RECORDS FOR THIS TASK →
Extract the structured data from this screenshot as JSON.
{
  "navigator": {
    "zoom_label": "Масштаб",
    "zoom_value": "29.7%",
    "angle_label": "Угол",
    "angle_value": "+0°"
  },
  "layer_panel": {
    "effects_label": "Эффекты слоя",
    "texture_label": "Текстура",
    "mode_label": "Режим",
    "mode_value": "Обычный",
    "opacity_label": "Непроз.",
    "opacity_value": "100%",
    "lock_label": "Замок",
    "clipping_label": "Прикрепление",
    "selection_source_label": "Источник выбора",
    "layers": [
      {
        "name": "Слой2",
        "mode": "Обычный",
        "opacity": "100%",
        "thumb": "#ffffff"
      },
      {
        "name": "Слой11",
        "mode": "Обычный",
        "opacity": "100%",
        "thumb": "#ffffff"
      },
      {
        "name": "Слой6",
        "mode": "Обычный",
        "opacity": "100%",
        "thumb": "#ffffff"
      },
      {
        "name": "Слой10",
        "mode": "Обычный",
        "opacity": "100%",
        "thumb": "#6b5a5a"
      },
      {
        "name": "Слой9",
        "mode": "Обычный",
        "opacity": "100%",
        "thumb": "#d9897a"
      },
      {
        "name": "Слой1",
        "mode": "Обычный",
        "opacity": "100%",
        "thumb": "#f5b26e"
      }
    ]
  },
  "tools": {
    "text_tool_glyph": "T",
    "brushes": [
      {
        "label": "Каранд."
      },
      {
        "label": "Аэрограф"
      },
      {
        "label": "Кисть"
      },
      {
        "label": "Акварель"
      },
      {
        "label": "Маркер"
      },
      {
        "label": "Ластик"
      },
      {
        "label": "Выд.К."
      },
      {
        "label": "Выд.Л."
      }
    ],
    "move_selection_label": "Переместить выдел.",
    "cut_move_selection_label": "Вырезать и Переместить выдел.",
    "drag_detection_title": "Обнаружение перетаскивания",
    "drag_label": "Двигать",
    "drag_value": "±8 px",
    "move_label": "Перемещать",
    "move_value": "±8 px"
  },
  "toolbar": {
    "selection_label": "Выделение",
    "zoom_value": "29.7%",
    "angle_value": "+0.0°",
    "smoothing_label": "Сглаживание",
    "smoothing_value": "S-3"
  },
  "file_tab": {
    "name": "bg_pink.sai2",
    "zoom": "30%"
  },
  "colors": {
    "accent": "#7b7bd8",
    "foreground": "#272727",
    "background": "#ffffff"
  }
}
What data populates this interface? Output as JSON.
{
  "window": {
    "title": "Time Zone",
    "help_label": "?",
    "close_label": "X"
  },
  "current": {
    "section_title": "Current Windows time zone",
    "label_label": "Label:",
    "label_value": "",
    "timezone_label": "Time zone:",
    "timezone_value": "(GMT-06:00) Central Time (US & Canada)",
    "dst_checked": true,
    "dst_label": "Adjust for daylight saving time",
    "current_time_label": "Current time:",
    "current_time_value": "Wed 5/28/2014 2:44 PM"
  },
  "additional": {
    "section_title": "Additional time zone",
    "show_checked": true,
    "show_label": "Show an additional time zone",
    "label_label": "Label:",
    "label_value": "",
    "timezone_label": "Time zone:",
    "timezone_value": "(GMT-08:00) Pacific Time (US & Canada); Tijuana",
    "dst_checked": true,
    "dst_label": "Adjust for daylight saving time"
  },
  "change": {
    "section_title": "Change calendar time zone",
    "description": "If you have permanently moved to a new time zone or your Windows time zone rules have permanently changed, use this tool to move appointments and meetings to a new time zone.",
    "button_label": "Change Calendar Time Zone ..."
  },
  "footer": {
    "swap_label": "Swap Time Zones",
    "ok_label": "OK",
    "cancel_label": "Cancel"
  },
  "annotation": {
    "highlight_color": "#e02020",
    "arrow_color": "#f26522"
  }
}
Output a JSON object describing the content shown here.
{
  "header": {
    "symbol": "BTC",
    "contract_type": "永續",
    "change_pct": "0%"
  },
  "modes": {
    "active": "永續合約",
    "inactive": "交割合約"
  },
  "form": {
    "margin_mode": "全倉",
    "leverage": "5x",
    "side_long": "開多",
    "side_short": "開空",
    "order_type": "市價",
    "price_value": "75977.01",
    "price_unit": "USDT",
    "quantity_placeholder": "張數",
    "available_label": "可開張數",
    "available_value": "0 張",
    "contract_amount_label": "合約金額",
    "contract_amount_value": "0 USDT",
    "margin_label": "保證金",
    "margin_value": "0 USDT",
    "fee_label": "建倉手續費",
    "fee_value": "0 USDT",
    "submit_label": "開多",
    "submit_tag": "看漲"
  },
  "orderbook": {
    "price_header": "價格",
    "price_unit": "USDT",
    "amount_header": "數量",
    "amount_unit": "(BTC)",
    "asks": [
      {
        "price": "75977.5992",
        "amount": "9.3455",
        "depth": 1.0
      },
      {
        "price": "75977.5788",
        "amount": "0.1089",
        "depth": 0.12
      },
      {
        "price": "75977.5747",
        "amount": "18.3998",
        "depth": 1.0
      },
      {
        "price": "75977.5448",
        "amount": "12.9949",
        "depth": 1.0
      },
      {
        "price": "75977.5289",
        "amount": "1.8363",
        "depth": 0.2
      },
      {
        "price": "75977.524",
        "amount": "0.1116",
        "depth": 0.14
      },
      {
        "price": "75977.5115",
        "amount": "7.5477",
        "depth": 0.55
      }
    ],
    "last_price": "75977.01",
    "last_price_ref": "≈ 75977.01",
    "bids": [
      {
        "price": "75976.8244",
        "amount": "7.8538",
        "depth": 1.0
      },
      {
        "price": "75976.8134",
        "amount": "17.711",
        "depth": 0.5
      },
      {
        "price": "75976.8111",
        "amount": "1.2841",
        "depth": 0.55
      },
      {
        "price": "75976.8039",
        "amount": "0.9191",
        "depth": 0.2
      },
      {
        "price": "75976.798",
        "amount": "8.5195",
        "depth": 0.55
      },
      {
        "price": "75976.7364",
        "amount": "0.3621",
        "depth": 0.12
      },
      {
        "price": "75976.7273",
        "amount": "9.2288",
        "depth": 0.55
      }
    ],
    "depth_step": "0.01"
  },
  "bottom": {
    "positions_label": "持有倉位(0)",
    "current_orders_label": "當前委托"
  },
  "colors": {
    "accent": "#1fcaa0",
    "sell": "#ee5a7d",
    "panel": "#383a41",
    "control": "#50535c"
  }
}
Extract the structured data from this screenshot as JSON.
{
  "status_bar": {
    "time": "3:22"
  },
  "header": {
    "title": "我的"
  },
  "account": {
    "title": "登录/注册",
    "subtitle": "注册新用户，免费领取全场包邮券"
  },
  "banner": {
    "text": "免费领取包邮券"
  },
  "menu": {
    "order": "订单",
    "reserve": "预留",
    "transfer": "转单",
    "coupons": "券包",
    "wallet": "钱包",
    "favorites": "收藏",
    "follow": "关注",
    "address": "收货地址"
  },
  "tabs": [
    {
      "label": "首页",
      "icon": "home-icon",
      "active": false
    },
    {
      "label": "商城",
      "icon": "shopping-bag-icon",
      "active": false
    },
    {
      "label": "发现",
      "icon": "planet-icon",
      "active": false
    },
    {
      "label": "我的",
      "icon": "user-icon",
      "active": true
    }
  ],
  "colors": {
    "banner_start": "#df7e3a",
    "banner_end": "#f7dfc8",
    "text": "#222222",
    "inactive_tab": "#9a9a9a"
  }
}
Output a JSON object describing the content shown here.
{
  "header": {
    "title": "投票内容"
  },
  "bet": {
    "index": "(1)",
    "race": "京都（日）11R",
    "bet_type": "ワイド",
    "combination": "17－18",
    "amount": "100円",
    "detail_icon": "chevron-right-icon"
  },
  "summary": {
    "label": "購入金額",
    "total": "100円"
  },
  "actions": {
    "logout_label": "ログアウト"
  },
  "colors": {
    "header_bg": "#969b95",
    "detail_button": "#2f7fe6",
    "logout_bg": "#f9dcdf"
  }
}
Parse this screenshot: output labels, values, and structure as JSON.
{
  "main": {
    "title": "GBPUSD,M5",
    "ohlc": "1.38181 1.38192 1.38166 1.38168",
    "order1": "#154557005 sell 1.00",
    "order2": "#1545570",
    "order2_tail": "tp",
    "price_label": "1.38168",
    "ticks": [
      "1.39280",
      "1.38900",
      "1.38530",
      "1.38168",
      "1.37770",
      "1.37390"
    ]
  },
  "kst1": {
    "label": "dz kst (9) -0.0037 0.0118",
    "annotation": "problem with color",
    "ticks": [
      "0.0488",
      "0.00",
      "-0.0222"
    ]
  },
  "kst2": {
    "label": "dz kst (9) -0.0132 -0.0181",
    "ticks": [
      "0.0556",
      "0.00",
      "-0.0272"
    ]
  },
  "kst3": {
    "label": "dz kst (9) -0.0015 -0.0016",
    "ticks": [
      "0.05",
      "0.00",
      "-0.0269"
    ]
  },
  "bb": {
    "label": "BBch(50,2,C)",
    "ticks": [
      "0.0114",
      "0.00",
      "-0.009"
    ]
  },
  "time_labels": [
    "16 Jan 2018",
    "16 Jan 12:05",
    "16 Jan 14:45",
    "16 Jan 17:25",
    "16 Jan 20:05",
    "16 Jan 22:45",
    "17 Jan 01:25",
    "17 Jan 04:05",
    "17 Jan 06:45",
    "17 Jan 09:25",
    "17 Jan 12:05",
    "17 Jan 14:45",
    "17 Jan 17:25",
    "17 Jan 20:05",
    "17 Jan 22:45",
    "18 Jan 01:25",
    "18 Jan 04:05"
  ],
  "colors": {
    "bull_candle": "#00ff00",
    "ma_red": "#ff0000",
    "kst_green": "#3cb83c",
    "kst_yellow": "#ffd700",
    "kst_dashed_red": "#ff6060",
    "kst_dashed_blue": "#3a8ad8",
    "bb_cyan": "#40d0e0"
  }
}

TO DO → From the data above, copy each line that holds "Переместить".

REPLY →
    "move_selection_label": "Переместить выдел.",
    "cut_move_selection_label": "Вырезать и Переместить выдел.",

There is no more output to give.